- GIVEN TASK
Find the lines containing the word "color" and copy every one of them.

Start of SUPPLIED ENTRIES

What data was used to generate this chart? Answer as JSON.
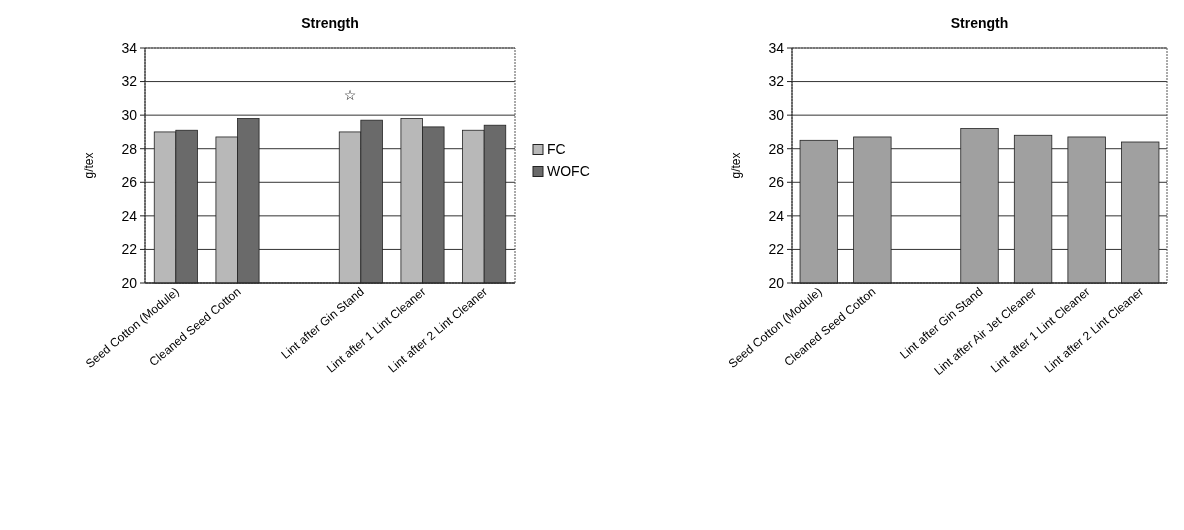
{
  "chart_data": [
    {
      "type": "bar",
      "title": "Strength",
      "ylabel": "g/tex",
      "categories": [
        "Seed Cotton (Module)",
        "Cleaned Seed Cotton",
        null,
        "Lint after Gin Stand",
        "Lint after 1 Lint Cleaner",
        "Lint after 2 Lint Cleaner"
      ],
      "series": [
        {
          "name": "FC",
          "color": "#b8b8b8",
          "values": [
            29.0,
            28.7,
            null,
            29.0,
            29.8,
            29.1
          ]
        },
        {
          "name": "WOFC",
          "color": "#6a6a6a",
          "values": [
            29.1,
            29.8,
            null,
            29.7,
            29.3,
            29.4
          ]
        }
      ],
      "ylim": [
        20,
        34
      ],
      "yticks": [
        20,
        22,
        24,
        26,
        28,
        30,
        32,
        34
      ],
      "grid": "y",
      "legend": "right",
      "annotations": [
        "☆"
      ]
    },
    {
      "type": "bar",
      "title": "Strength",
      "ylabel": "g/tex",
      "categories": [
        "Seed Cotton (Module)",
        "Cleaned Seed Cotton",
        null,
        "Lint after Gin Stand",
        "Lint after Air Jet Cleaner",
        "Lint after 1 Lint Cleaner",
        "Lint after 2 Lint Cleaner"
      ],
      "series": [
        {
          "color": "#a0a0a0",
          "values": [
            28.5,
            28.7,
            null,
            29.2,
            28.8,
            28.7,
            28.4
          ]
        }
      ],
      "ylim": [
        20,
        34
      ],
      "yticks": [
        20,
        22,
        24,
        26,
        28,
        30,
        32,
        34
      ],
      "grid": "y"
    }
  ]
}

End of SUPPLIED ENTRIES

- FINISHED EXERCISE
          "color": "#b8b8b8",
          "color": "#6a6a6a",
          "color": "#a0a0a0",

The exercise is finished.